§ **Exercise description**
Set out each line from the following listing that includes the word "Sperrgut".

§ **Material for this task**
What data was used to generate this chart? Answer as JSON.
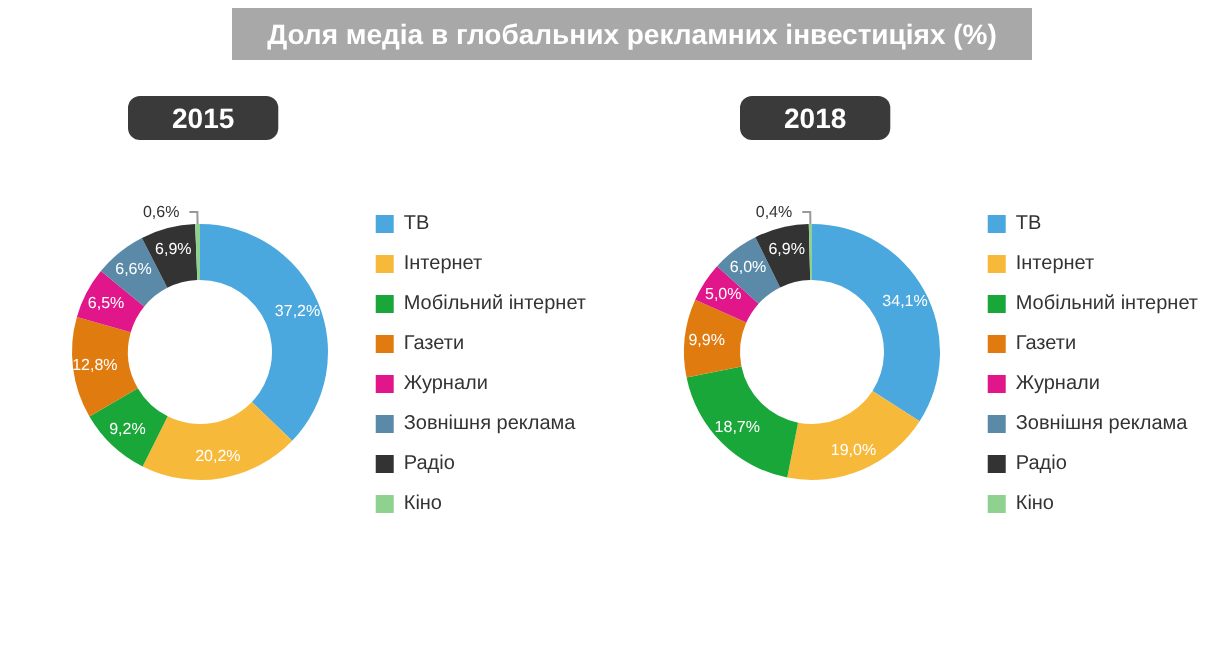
{
  "chart_data": [
    {
      "type": "donut",
      "title": "Доля медіа в глобальних рекламних інвестиціях (%)",
      "subtitle": "2015",
      "categories": [
        "ТВ",
        "Інтернет",
        "Мобільний інтернет",
        "Газети",
        "Журнали",
        "Зовнішня реклама",
        "Радіо",
        "Кіно"
      ],
      "values": [
        37.2,
        20.2,
        9.2,
        12.8,
        6.5,
        6.6,
        6.9,
        0.6
      ],
      "value_labels": [
        "37,2%",
        "20,2%",
        "9,2%",
        "12,8%",
        "6,5%",
        "6,6%",
        "6,9%",
        "0,6%"
      ],
      "colors": [
        "#4aa8df",
        "#f7b93a",
        "#1aa73a",
        "#e07b10",
        "#e0168a",
        "#5a8aa8",
        "#333333",
        "#8fd18f"
      ],
      "legend": "right"
    },
    {
      "type": "donut",
      "subtitle": "2018",
      "categories": [
        "ТВ",
        "Інтернет",
        "Мобільний інтернет",
        "Газети",
        "Журнали",
        "Зовнішня реклама",
        "Радіо",
        "Кіно"
      ],
      "values": [
        34.1,
        19.0,
        18.7,
        9.9,
        5.0,
        6.0,
        6.9,
        0.4
      ],
      "value_labels": [
        "34,1%",
        "19,0%",
        "18,7%",
        "9,9%",
        "5,0%",
        "6,0%",
        "6,9%",
        "0,4%"
      ],
      "colors": [
        "#4aa8df",
        "#f7b93a",
        "#1aa73a",
        "#e07b10",
        "#e0168a",
        "#5a8aa8",
        "#333333",
        "#8fd18f"
      ],
      "legend": "right"
    }
  ]
}
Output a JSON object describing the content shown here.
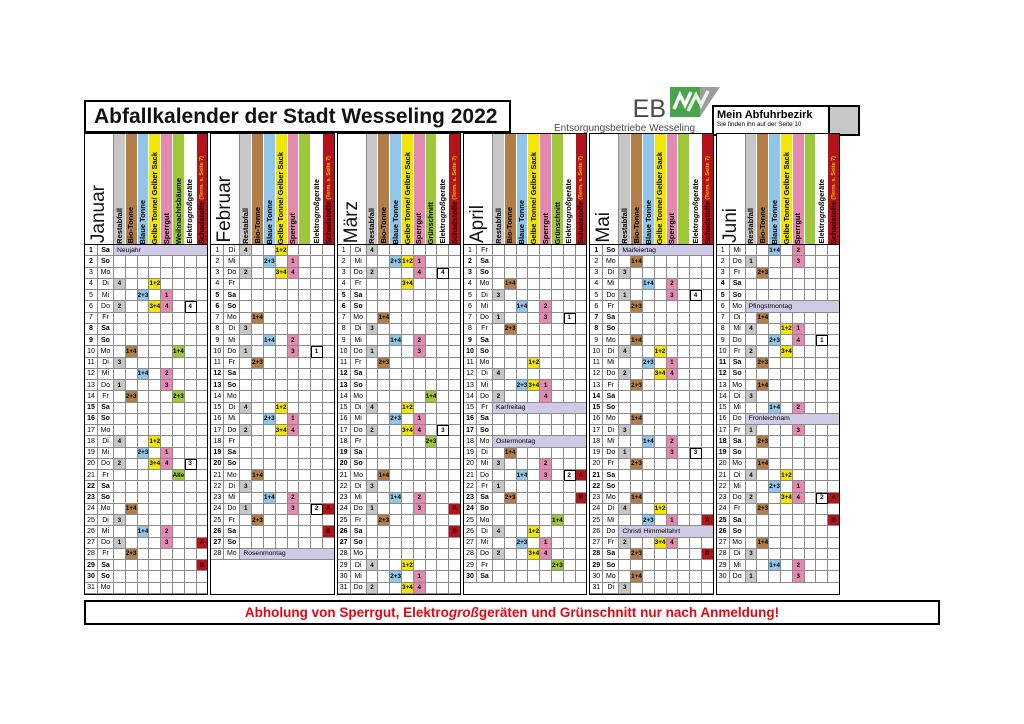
{
  "title": "Abfallkalender der Stadt Wesseling 2022",
  "brand": {
    "eb": "EB",
    "name": "Entsorgungsbetriebe Wesseling"
  },
  "district": {
    "title": "Mein Abfuhrbezirk",
    "note": "Sie finden ihn auf der Seite 10"
  },
  "footer": {
    "pre": "Abholung von Sperrgut, Elektro",
    "italic": "groß",
    "post": "geräten und Grünschnitt nur nach Anmeldung!"
  },
  "colors": {
    "rest": "#c7c7c7",
    "bio": "#b07e46",
    "blau": "#8fc6ea",
    "gelb": "#f3e600",
    "sperr": "#e48ab0",
    "gruen": "#9fc838",
    "elektro": "#ffffff",
    "schad": "#b5121b",
    "holiday": "#cfcbe6",
    "footer_red": "#e30613",
    "logo_green": "#4aa44e",
    "logo_gray": "#9d9d9c"
  },
  "columns": [
    {
      "key": "rest",
      "label": "Restabfall"
    },
    {
      "key": "bio",
      "label": "Bio-Tonne"
    },
    {
      "key": "blau",
      "label": "Blaue Tonne"
    },
    {
      "key": "gelb",
      "label": "Gelbe Tonne/ Gelber Sack"
    },
    {
      "key": "sperr",
      "label": "Sperrgut"
    },
    {
      "key": "gruen",
      "label": ""
    },
    {
      "key": "elektro",
      "label": "Elektrogroßgeräte"
    },
    {
      "key": "schad",
      "label": "Schadstoffe",
      "sublabel": "(Term. s. Seite 7)"
    }
  ],
  "months": [
    {
      "name": "Januar",
      "days": 31,
      "green_label": "Weihnachtsbäume",
      "weekdays": [
        "Sa",
        "So",
        "Mo",
        "Di",
        "Mi",
        "Do",
        "Fr",
        "Sa",
        "So",
        "Mo",
        "Di",
        "Mi",
        "Do",
        "Fr",
        "Sa",
        "So",
        "Mo",
        "Di",
        "Mi",
        "Do",
        "Fr",
        "Sa",
        "So",
        "Mo",
        "Di",
        "Mi",
        "Do",
        "Fr",
        "Sa",
        "So",
        "Mo"
      ],
      "holidays": {
        "1": "Neujahr"
      },
      "events": {
        "4": {
          "rest": "4",
          "gelb": "1+2"
        },
        "5": {
          "blau": "2+3",
          "sperr": "1"
        },
        "6": {
          "rest": "2",
          "gelb": "3+4",
          "sperr": "4",
          "elektro": "4"
        },
        "10": {
          "bio": "1+4",
          "gruen": "1+4"
        },
        "11": {
          "rest": "3"
        },
        "12": {
          "blau": "1+4",
          "sperr": "2"
        },
        "13": {
          "rest": "1",
          "sperr": "3"
        },
        "14": {
          "bio": "2+3",
          "gruen": "2+3"
        },
        "18": {
          "rest": "4",
          "gelb": "1+2"
        },
        "19": {
          "blau": "2+3",
          "sperr": "1"
        },
        "20": {
          "rest": "2",
          "gelb": "3+4",
          "sperr": "4",
          "elektro": "3"
        },
        "21": {
          "gruen": "Alle"
        },
        "24": {
          "bio": "1+4"
        },
        "25": {
          "rest": "3"
        },
        "26": {
          "blau": "1+4",
          "sperr": "2"
        },
        "27": {
          "rest": "1",
          "sperr": "3",
          "schad": "A"
        },
        "28": {
          "bio": "2+3"
        },
        "29": {
          "schad": "B"
        }
      }
    },
    {
      "name": "Februar",
      "days": 28,
      "green_label": "",
      "weekdays": [
        "Di",
        "Mi",
        "Do",
        "Fr",
        "Sa",
        "So",
        "Mo",
        "Di",
        "Mi",
        "Do",
        "Fr",
        "Sa",
        "So",
        "Mo",
        "Di",
        "Mi",
        "Do",
        "Fr",
        "Sa",
        "So",
        "Mo",
        "Di",
        "Mi",
        "Do",
        "Fr",
        "Sa",
        "So",
        "Mo"
      ],
      "holidays": {
        "28": "Rosenmontag"
      },
      "events": {
        "1": {
          "rest": "4",
          "gelb": "1+2"
        },
        "2": {
          "blau": "2+3",
          "sperr": "1"
        },
        "3": {
          "rest": "2",
          "gelb": "3+4",
          "sperr": "4"
        },
        "7": {
          "bio": "1+4"
        },
        "8": {
          "rest": "3"
        },
        "9": {
          "blau": "1+4",
          "sperr": "2"
        },
        "10": {
          "rest": "1",
          "sperr": "3",
          "elektro": "1"
        },
        "11": {
          "bio": "2+3"
        },
        "15": {
          "rest": "4",
          "gelb": "1+2"
        },
        "16": {
          "blau": "2+3",
          "sperr": "1"
        },
        "17": {
          "rest": "2",
          "gelb": "3+4",
          "sperr": "4"
        },
        "21": {
          "bio": "1+4"
        },
        "22": {
          "rest": "3"
        },
        "23": {
          "blau": "1+4",
          "sperr": "2"
        },
        "24": {
          "rest": "1",
          "sperr": "3",
          "elektro": "2",
          "schad": "A"
        },
        "25": {
          "bio": "2+3"
        },
        "26": {
          "schad": "B"
        }
      }
    },
    {
      "name": "März",
      "days": 31,
      "green_label": "Grünschnitt",
      "weekdays": [
        "Di",
        "Mi",
        "Do",
        "Fr",
        "Sa",
        "So",
        "Mo",
        "Di",
        "Mi",
        "Do",
        "Fr",
        "Sa",
        "So",
        "Mo",
        "Di",
        "Mi",
        "Do",
        "Fr",
        "Sa",
        "So",
        "Mo",
        "Di",
        "Mi",
        "Do",
        "Fr",
        "Sa",
        "So",
        "Mo",
        "Di",
        "Mi",
        "Do"
      ],
      "holidays": {},
      "events": {
        "1": {
          "rest": "4"
        },
        "2": {
          "blau": "2+3",
          "gelb": "1+2",
          "sperr": "1"
        },
        "3": {
          "rest": "2",
          "sperr": "4",
          "elektro": "4"
        },
        "4": {
          "gelb": "3+4"
        },
        "7": {
          "bio": "1+4"
        },
        "8": {
          "rest": "3"
        },
        "9": {
          "blau": "1+4",
          "sperr": "2"
        },
        "10": {
          "rest": "1",
          "sperr": "3"
        },
        "11": {
          "bio": "2+3"
        },
        "14": {
          "gruen": "1+4"
        },
        "15": {
          "rest": "4",
          "gelb": "1+2"
        },
        "16": {
          "blau": "2+3",
          "sperr": "1"
        },
        "17": {
          "rest": "2",
          "gelb": "3+4",
          "sperr": "4",
          "elektro": "3"
        },
        "18": {
          "gruen": "2+3"
        },
        "21": {
          "bio": "1+4"
        },
        "22": {
          "rest": "3"
        },
        "23": {
          "blau": "1+4",
          "sperr": "2"
        },
        "24": {
          "rest": "1",
          "sperr": "3",
          "schad": "A"
        },
        "25": {
          "bio": "2+3"
        },
        "26": {
          "schad": "B"
        },
        "29": {
          "rest": "4",
          "gelb": "1+2"
        },
        "30": {
          "blau": "2+3",
          "sperr": "1"
        },
        "31": {
          "rest": "2",
          "gelb": "3+4",
          "sperr": "4"
        }
      }
    },
    {
      "name": "April",
      "days": 30,
      "green_label": "Grünschnitt",
      "weekdays": [
        "Fr",
        "Sa",
        "So",
        "Mo",
        "Di",
        "Mi",
        "Do",
        "Fr",
        "Sa",
        "So",
        "Mo",
        "Di",
        "Mi",
        "Do",
        "Fr",
        "Sa",
        "So",
        "Mo",
        "Di",
        "Mi",
        "Do",
        "Fr",
        "Sa",
        "So",
        "Mo",
        "Di",
        "Mi",
        "Do",
        "Fr",
        "Sa"
      ],
      "holidays": {
        "15": "Karfreitag",
        "18": "Ostermontag"
      },
      "events": {
        "4": {
          "bio": "1+4"
        },
        "5": {
          "rest": "3"
        },
        "6": {
          "blau": "1+4",
          "sperr": "2"
        },
        "7": {
          "rest": "1",
          "sperr": "3",
          "elektro": "1"
        },
        "8": {
          "bio": "2+3"
        },
        "11": {
          "gelb": "1+2"
        },
        "12": {
          "rest": "4"
        },
        "13": {
          "blau": "2+3",
          "gelb": "3+4",
          "sperr": "1"
        },
        "14": {
          "rest": "2",
          "sperr": "4"
        },
        "19": {
          "bio": "1+4"
        },
        "20": {
          "rest": "3",
          "sperr": "2"
        },
        "21": {
          "blau": "1+4",
          "sperr": "3",
          "elektro": "2",
          "schad": "A"
        },
        "22": {
          "rest": "1"
        },
        "23": {
          "bio": "2+3",
          "schad": "B"
        },
        "25": {
          "gruen": "1+4"
        },
        "26": {
          "rest": "4",
          "gelb": "1+2"
        },
        "27": {
          "blau": "2+3",
          "sperr": "1"
        },
        "28": {
          "rest": "2",
          "gelb": "3+4",
          "sperr": "4"
        },
        "29": {
          "gruen": "2+3"
        }
      }
    },
    {
      "name": "Mai",
      "days": 31,
      "green_label": "",
      "weekdays": [
        "So",
        "Mo",
        "Di",
        "Mi",
        "Do",
        "Fr",
        "Sa",
        "So",
        "Mo",
        "Di",
        "Mi",
        "Do",
        "Fr",
        "Sa",
        "So",
        "Mo",
        "Di",
        "Mi",
        "Do",
        "Fr",
        "Sa",
        "So",
        "Mo",
        "Di",
        "Mi",
        "Do",
        "Fr",
        "Sa",
        "So",
        "Mo",
        "Di"
      ],
      "holidays": {
        "1": "Maifeiertag",
        "26": "Christi Himmelfahrt"
      },
      "events": {
        "2": {
          "bio": "1+4"
        },
        "3": {
          "rest": "3"
        },
        "4": {
          "blau": "1+4",
          "sperr": "2"
        },
        "5": {
          "rest": "1",
          "sperr": "3",
          "elektro": "4"
        },
        "6": {
          "bio": "2+3"
        },
        "9": {
          "bio": "1+4"
        },
        "10": {
          "rest": "4",
          "gelb": "1+2"
        },
        "11": {
          "blau": "2+3",
          "sperr": "1"
        },
        "12": {
          "rest": "2",
          "gelb": "3+4",
          "sperr": "4"
        },
        "13": {
          "bio": "2+3"
        },
        "16": {
          "bio": "1+4"
        },
        "17": {
          "rest": "3"
        },
        "18": {
          "blau": "1+4",
          "sperr": "2"
        },
        "19": {
          "rest": "1",
          "sperr": "3",
          "elektro": "3"
        },
        "20": {
          "bio": "2+3"
        },
        "23": {
          "bio": "1+4"
        },
        "24": {
          "rest": "4",
          "gelb": "1+2"
        },
        "25": {
          "blau": "2+3",
          "sperr": "1",
          "schad": "A"
        },
        "27": {
          "rest": "2",
          "gelb": "3+4",
          "sperr": "4"
        },
        "28": {
          "bio": "2+3",
          "schad": "B"
        },
        "30": {
          "bio": "1+4"
        },
        "31": {
          "rest": "3"
        }
      }
    },
    {
      "name": "Juni",
      "days": 30,
      "green_label": "",
      "weekdays": [
        "Mi",
        "Do",
        "Fr",
        "Sa",
        "So",
        "Mo",
        "Di",
        "Mi",
        "Do",
        "Fr",
        "Sa",
        "So",
        "Mo",
        "Di",
        "Mi",
        "Do",
        "Fr",
        "Sa",
        "So",
        "Mo",
        "Di",
        "Mi",
        "Do",
        "Fr",
        "Sa",
        "So",
        "Mo",
        "Di",
        "Mi",
        "Do"
      ],
      "holidays": {
        "6": "Pfingstmontag",
        "16": "Fronleichnam"
      },
      "events": {
        "1": {
          "blau": "1+4",
          "sperr": "2"
        },
        "2": {
          "rest": "1",
          "sperr": "3"
        },
        "3": {
          "bio": "2+3"
        },
        "7": {
          "bio": "1+4"
        },
        "8": {
          "rest": "4",
          "gelb": "1+2",
          "sperr": "1"
        },
        "9": {
          "blau": "2+3",
          "sperr": "4",
          "elektro": "1"
        },
        "10": {
          "rest": "2",
          "gelb": "3+4"
        },
        "11": {
          "bio": "2+3"
        },
        "13": {
          "bio": "1+4"
        },
        "14": {
          "rest": "3"
        },
        "15": {
          "blau": "1+4",
          "sperr": "2"
        },
        "17": {
          "rest": "1",
          "sperr": "3"
        },
        "18": {
          "bio": "2+3"
        },
        "20": {
          "bio": "1+4"
        },
        "21": {
          "rest": "4",
          "gelb": "1+2"
        },
        "22": {
          "blau": "2+3",
          "sperr": "1"
        },
        "23": {
          "rest": "2",
          "gelb": "3+4",
          "sperr": "4",
          "elektro": "2",
          "schad": "A"
        },
        "24": {
          "bio": "2+3"
        },
        "25": {
          "schad": "B"
        },
        "27": {
          "bio": "1+4"
        },
        "28": {
          "rest": "3"
        },
        "29": {
          "blau": "1+4",
          "sperr": "2"
        },
        "30": {
          "rest": "1",
          "sperr": "3"
        }
      }
    }
  ]
}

§ **Result for this exercise**
    "pre": "Abholung von Sperrgut, Elektro",
      "label": "Sperrgut"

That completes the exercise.